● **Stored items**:
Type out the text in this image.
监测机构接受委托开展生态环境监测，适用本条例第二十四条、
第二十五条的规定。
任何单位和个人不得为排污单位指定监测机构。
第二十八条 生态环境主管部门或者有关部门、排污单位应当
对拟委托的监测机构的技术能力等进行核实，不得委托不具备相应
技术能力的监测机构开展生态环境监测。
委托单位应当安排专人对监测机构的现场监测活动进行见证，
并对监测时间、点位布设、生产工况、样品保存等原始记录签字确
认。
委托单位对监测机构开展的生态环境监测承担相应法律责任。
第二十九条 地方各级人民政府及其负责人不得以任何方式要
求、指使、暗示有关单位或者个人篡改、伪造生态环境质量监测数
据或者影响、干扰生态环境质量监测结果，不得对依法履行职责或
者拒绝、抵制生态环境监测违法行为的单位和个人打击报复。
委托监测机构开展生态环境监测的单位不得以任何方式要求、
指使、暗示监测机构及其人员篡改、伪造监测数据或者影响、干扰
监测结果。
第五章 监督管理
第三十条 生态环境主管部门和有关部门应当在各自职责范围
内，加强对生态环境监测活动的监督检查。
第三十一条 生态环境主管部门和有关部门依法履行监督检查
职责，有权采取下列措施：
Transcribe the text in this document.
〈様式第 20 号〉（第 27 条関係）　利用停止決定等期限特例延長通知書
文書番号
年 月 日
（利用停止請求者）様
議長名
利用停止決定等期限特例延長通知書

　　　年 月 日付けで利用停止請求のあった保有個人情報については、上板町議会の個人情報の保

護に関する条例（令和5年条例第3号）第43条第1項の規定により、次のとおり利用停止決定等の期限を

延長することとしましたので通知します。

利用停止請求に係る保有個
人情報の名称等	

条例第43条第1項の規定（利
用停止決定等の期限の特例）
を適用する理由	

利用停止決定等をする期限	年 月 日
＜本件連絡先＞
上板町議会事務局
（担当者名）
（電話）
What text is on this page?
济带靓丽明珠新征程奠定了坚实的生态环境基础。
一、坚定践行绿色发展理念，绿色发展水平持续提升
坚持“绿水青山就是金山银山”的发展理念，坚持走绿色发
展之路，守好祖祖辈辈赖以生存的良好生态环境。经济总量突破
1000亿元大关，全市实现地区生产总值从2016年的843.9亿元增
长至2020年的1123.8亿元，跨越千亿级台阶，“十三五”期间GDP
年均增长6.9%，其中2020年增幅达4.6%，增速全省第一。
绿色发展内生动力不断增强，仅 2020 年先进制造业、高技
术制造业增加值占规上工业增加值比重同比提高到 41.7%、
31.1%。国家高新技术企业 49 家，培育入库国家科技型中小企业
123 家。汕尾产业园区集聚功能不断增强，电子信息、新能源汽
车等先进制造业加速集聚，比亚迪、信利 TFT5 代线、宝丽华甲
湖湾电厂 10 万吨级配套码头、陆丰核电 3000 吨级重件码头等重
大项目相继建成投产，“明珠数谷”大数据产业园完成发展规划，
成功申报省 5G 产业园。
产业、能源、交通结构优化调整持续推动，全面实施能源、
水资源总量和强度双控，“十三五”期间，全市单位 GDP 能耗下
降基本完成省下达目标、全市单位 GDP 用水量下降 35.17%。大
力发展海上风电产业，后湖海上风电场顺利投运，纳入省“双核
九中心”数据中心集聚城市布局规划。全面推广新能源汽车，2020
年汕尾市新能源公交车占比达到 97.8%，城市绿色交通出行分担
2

● **What is asked**: Extract all of the data shown above and repeat it verbatim.

● **Expected output**:
Type out the text in this image.
监测机构接受委托开展生态环境监测，适用本条例第二十四条、
第二十五条的规定。
任何单位和个人不得为排污单位指定监测机构。
第二十八条 生态环境主管部门或者有关部门、排污单位应当
对拟委托的监测机构的技术能力等进行核实，不得委托不具备相应
技术能力的监测机构开展生态环境监测。
委托单位应当安排专人对监测机构的现场监测活动进行见证，
并对监测时间、点位布设、生产工况、样品保存等原始记录签字确
认。
委托单位对监测机构开展的生态环境监测承担相应法律责任。
第二十九条 地方各级人民政府及其负责人不得以任何方式要
求、指使、暗示有关单位或者个人篡改、伪造生态环境质量监测数
据或者影响、干扰生态环境质量监测结果，不得对依法履行职责或
者拒绝、抵制生态环境监测违法行为的单位和个人打击报复。
委托监测机构开展生态环境监测的单位不得以任何方式要求、
指使、暗示监测机构及其人员篡改、伪造监测数据或者影响、干扰
监测结果。
第五章 监督管理
第三十条 生态环境主管部门和有关部门应当在各自职责范围
内，加强对生态环境监测活动的监督检查。
第三十一条 生态环境主管部门和有关部门依法履行监督检查
职责，有权采取下列措施：
Transcribe the text in this document.
〈様式第 20 号〉（第 27 条関係）　利用停止決定等期限特例延長通知書
文書番号
年 月 日
（利用停止請求者）様
議長名
利用停止決定等期限特例延長通知書

　　　年 月 日付けで利用停止請求のあった保有個人情報については、上板町議会の個人情報の保

護に関する条例（令和5年条例第3号）第43条第1項の規定により、次のとおり利用停止決定等の期限を

延長することとしましたので通知します。

利用停止請求に係る保有個
人情報の名称等	

条例第43条第1項の規定（利
用停止決定等の期限の特例）
を適用する理由	

利用停止決定等をする期限	年 月 日
＜本件連絡先＞
上板町議会事務局
（担当者名）
（電話）
What text is on this page?
济带靓丽明珠新征程奠定了坚实的生态环境基础。
一、坚定践行绿色发展理念，绿色发展水平持续提升
坚持“绿水青山就是金山银山”的发展理念，坚持走绿色发
展之路，守好祖祖辈辈赖以生存的良好生态环境。经济总量突破
1000亿元大关，全市实现地区生产总值从2016年的843.9亿元增
长至2020年的1123.8亿元，跨越千亿级台阶，“十三五”期间GDP
年均增长6.9%，其中2020年增幅达4.6%，增速全省第一。
绿色发展内生动力不断增强，仅 2020 年先进制造业、高技
术制造业增加值占规上工业增加值比重同比提高到 41.7%、
31.1%。国家高新技术企业 49 家，培育入库国家科技型中小企业
123 家。汕尾产业园区集聚功能不断增强，电子信息、新能源汽
车等先进制造业加速集聚，比亚迪、信利 TFT5 代线、宝丽华甲
湖湾电厂 10 万吨级配套码头、陆丰核电 3000 吨级重件码头等重
大项目相继建成投产，“明珠数谷”大数据产业园完成发展规划，
成功申报省 5G 产业园。
产业、能源、交通结构优化调整持续推动，全面实施能源、
水资源总量和强度双控，“十三五”期间，全市单位 GDP 能耗下
降基本完成省下达目标、全市单位 GDP 用水量下降 35.17%。大
力发展海上风电产业，后湖海上风电场顺利投运，纳入省“双核
九中心”数据中心集聚城市布局规划。全面推广新能源汽车，2020
年汕尾市新能源公交车占比达到 97.8%，城市绿色交通出行分担
2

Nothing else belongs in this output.